» PROVIDED RECORDS:
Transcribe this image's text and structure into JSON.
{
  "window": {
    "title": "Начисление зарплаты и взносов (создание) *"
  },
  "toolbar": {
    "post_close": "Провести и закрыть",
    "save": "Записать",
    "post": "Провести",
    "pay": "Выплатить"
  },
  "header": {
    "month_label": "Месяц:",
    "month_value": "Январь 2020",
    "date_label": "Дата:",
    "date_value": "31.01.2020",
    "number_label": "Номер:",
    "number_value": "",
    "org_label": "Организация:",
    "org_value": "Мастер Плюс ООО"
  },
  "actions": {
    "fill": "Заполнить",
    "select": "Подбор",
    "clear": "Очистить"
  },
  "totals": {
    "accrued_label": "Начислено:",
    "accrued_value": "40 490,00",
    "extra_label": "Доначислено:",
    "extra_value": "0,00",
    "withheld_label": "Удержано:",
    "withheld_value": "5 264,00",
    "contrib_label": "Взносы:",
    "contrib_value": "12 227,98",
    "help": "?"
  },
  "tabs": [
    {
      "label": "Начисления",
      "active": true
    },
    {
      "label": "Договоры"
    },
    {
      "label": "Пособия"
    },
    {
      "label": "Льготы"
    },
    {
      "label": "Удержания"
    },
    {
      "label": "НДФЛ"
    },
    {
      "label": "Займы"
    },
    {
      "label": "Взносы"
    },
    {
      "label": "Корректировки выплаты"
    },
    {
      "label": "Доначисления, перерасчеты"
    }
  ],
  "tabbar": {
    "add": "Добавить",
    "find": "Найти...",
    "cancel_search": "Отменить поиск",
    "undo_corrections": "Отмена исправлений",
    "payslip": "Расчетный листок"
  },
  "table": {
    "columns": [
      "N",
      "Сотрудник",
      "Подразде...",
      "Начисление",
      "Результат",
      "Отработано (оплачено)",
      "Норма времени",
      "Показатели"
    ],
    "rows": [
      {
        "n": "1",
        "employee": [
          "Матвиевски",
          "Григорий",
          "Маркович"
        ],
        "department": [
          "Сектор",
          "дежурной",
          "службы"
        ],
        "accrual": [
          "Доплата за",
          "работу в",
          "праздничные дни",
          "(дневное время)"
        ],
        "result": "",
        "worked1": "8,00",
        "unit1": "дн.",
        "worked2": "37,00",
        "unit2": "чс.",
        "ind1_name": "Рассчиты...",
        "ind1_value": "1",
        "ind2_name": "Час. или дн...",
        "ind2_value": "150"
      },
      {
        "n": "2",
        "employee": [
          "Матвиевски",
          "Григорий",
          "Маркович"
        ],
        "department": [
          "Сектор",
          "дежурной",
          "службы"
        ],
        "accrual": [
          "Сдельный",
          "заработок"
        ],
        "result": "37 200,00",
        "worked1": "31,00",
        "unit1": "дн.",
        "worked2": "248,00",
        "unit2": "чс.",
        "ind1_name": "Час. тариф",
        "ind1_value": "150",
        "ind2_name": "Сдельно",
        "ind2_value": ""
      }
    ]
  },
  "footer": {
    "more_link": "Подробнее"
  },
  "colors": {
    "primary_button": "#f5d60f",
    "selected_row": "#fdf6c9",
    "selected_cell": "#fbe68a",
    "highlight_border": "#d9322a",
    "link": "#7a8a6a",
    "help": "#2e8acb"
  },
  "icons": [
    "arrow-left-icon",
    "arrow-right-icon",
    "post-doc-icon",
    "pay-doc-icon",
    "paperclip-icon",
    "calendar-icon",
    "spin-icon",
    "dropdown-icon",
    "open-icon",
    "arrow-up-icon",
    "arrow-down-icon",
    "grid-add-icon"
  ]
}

» OBJECTIVE: Transcribe every entry exactly.

» TASK RESPONSE:
Transcribe this image's text and structure into JSON.
{
  "window": {
    "title": "Начисление зарплаты и взносов (создание) *"
  },
  "toolbar": {
    "post_close": "Провести и закрыть",
    "save": "Записать",
    "post": "Провести",
    "pay": "Выплатить"
  },
  "header": {
    "month_label": "Месяц:",
    "month_value": "Январь 2020",
    "date_label": "Дата:",
    "date_value": "31.01.2020",
    "number_label": "Номер:",
    "number_value": "",
    "org_label": "Организация:",
    "org_value": "Мастер Плюс ООО"
  },
  "actions": {
    "fill": "Заполнить",
    "select": "Подбор",
    "clear": "Очистить"
  },
  "totals": {
    "accrued_label": "Начислено:",
    "accrued_value": "40 490,00",
    "extra_label": "Доначислено:",
    "extra_value": "0,00",
    "withheld_label": "Удержано:",
    "withheld_value": "5 264,00",
    "contrib_label": "Взносы:",
    "contrib_value": "12 227,98",
    "help": "?"
  },
  "tabs": [
    {
      "label": "Начисления",
      "active": true
    },
    {
      "label": "Договоры"
    },
    {
      "label": "Пособия"
    },
    {
      "label": "Льготы"
    },
    {
      "label": "Удержания"
    },
    {
      "label": "НДФЛ"
    },
    {
      "label": "Займы"
    },
    {
      "label": "Взносы"
    },
    {
      "label": "Корректировки выплаты"
    },
    {
      "label": "Доначисления, перерасчеты"
    }
  ],
  "tabbar": {
    "add": "Добавить",
    "find": "Найти...",
    "cancel_search": "Отменить поиск",
    "undo_corrections": "Отмена исправлений",
    "payslip": "Расчетный листок"
  },
  "table": {
    "columns": [
      "N",
      "Сотрудник",
      "Подразде...",
      "Начисление",
      "Результат",
      "Отработано (оплачено)",
      "Норма времени",
      "Показатели"
    ],
    "rows": [
      {
        "n": "1",
        "employee": [
          "Матвиевски",
          "Григорий",
          "Маркович"
        ],
        "department": [
          "Сектор",
          "дежурной",
          "службы"
        ],
        "accrual": [
          "Доплата за",
          "работу в",
          "праздничные дни",
          "(дневное время)"
        ],
        "result": "",
        "worked1": "8,00",
        "unit1": "дн.",
        "worked2": "37,00",
        "unit2": "чс.",
        "ind1_name": "Рассчиты...",
        "ind1_value": "1",
        "ind2_name": "Час. или дн...",
        "ind2_value": "150"
      },
      {
        "n": "2",
        "employee": [
          "Матвиевски",
          "Григорий",
          "Маркович"
        ],
        "department": [
          "Сектор",
          "дежурной",
          "службы"
        ],
        "accrual": [
          "Сдельный",
          "заработок"
        ],
        "result": "37 200,00",
        "worked1": "31,00",
        "unit1": "дн.",
        "worked2": "248,00",
        "unit2": "чс.",
        "ind1_name": "Час. тариф",
        "ind1_value": "150",
        "ind2_name": "Сдельно",
        "ind2_value": ""
      }
    ]
  },
  "footer": {
    "more_link": "Подробнее"
  },
  "colors": {
    "primary_button": "#f5d60f",
    "selected_row": "#fdf6c9",
    "selected_cell": "#fbe68a",
    "highlight_border": "#d9322a",
    "link": "#7a8a6a",
    "help": "#2e8acb"
  },
  "icons": [
    "arrow-left-icon",
    "arrow-right-icon",
    "post-doc-icon",
    "pay-doc-icon",
    "paperclip-icon",
    "calendar-icon",
    "spin-icon",
    "dropdown-icon",
    "open-icon",
    "arrow-up-icon",
    "arrow-down-icon",
    "grid-add-icon"
  ]
}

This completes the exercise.